* Description of the task
Write out the full listing again, exactly as it stands.

[Stored items from a collection]
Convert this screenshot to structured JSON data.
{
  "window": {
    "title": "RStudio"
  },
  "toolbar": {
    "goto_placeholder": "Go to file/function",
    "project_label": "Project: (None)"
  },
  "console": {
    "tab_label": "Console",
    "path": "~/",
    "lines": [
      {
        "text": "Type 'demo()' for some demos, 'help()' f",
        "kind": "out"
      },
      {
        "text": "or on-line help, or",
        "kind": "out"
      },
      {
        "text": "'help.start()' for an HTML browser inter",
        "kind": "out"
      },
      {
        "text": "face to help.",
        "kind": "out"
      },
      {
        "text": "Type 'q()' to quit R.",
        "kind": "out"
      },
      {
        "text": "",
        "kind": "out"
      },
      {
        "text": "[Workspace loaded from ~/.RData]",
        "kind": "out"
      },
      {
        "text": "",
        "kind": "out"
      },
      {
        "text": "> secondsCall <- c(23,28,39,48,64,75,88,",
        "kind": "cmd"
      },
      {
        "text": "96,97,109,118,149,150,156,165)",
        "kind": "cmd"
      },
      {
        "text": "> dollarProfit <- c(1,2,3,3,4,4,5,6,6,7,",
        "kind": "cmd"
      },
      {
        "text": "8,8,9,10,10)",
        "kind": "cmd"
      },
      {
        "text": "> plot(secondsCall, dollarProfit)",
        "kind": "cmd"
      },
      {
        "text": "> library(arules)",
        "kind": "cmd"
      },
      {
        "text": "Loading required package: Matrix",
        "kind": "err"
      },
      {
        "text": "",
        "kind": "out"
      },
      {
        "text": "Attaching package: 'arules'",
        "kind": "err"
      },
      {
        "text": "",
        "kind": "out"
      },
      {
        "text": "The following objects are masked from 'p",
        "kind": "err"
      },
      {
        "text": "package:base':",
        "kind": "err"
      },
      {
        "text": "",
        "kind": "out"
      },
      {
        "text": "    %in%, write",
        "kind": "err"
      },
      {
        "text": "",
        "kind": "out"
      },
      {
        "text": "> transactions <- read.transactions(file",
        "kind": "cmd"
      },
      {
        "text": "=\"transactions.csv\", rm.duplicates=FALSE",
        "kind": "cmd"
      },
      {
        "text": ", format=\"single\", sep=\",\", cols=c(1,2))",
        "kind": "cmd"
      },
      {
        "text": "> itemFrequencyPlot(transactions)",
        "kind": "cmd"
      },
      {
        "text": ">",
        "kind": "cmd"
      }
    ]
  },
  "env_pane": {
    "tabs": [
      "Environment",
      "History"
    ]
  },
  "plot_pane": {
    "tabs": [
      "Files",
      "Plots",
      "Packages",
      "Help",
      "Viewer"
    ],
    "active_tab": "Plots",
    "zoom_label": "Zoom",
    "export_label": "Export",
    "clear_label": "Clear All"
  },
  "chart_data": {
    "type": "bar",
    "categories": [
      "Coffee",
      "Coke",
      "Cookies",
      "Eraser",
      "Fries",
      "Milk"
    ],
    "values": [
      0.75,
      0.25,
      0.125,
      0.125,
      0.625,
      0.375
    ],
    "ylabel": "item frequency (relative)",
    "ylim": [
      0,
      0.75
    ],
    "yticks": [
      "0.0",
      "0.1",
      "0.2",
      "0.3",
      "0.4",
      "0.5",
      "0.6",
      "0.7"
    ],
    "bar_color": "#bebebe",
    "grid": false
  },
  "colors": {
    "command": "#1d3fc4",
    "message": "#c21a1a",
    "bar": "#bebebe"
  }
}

* Task answer
Convert this screenshot to structured JSON data.
{
  "window": {
    "title": "RStudio"
  },
  "toolbar": {
    "goto_placeholder": "Go to file/function",
    "project_label": "Project: (None)"
  },
  "console": {
    "tab_label": "Console",
    "path": "~/",
    "lines": [
      {
        "text": "Type 'demo()' for some demos, 'help()' f",
        "kind": "out"
      },
      {
        "text": "or on-line help, or",
        "kind": "out"
      },
      {
        "text": "'help.start()' for an HTML browser inter",
        "kind": "out"
      },
      {
        "text": "face to help.",
        "kind": "out"
      },
      {
        "text": "Type 'q()' to quit R.",
        "kind": "out"
      },
      {
        "text": "",
        "kind": "out"
      },
      {
        "text": "[Workspace loaded from ~/.RData]",
        "kind": "out"
      },
      {
        "text": "",
        "kind": "out"
      },
      {
        "text": "> secondsCall <- c(23,28,39,48,64,75,88,",
        "kind": "cmd"
      },
      {
        "text": "96,97,109,118,149,150,156,165)",
        "kind": "cmd"
      },
      {
        "text": "> dollarProfit <- c(1,2,3,3,4,4,5,6,6,7,",
        "kind": "cmd"
      },
      {
        "text": "8,8,9,10,10)",
        "kind": "cmd"
      },
      {
        "text": "> plot(secondsCall, dollarProfit)",
        "kind": "cmd"
      },
      {
        "text": "> library(arules)",
        "kind": "cmd"
      },
      {
        "text": "Loading required package: Matrix",
        "kind": "err"
      },
      {
        "text": "",
        "kind": "out"
      },
      {
        "text": "Attaching package: 'arules'",
        "kind": "err"
      },
      {
        "text": "",
        "kind": "out"
      },
      {
        "text": "The following objects are masked from 'p",
        "kind": "err"
      },
      {
        "text": "package:base':",
        "kind": "err"
      },
      {
        "text": "",
        "kind": "out"
      },
      {
        "text": "    %in%, write",
        "kind": "err"
      },
      {
        "text": "",
        "kind": "out"
      },
      {
        "text": "> transactions <- read.transactions(file",
        "kind": "cmd"
      },
      {
        "text": "=\"transactions.csv\", rm.duplicates=FALSE",
        "kind": "cmd"
      },
      {
        "text": ", format=\"single\", sep=\",\", cols=c(1,2))",
        "kind": "cmd"
      },
      {
        "text": "> itemFrequencyPlot(transactions)",
        "kind": "cmd"
      },
      {
        "text": ">",
        "kind": "cmd"
      }
    ]
  },
  "env_pane": {
    "tabs": [
      "Environment",
      "History"
    ]
  },
  "plot_pane": {
    "tabs": [
      "Files",
      "Plots",
      "Packages",
      "Help",
      "Viewer"
    ],
    "active_tab": "Plots",
    "zoom_label": "Zoom",
    "export_label": "Export",
    "clear_label": "Clear All"
  },
  "chart_data": {
    "type": "bar",
    "categories": [
      "Coffee",
      "Coke",
      "Cookies",
      "Eraser",
      "Fries",
      "Milk"
    ],
    "values": [
      0.75,
      0.25,
      0.125,
      0.125,
      0.625,
      0.375
    ],
    "ylabel": "item frequency (relative)",
    "ylim": [
      0,
      0.75
    ],
    "yticks": [
      "0.0",
      "0.1",
      "0.2",
      "0.3",
      "0.4",
      "0.5",
      "0.6",
      "0.7"
    ],
    "bar_color": "#bebebe",
    "grid": false
  },
  "colors": {
    "command": "#1d3fc4",
    "message": "#c21a1a",
    "bar": "#bebebe"
  }
}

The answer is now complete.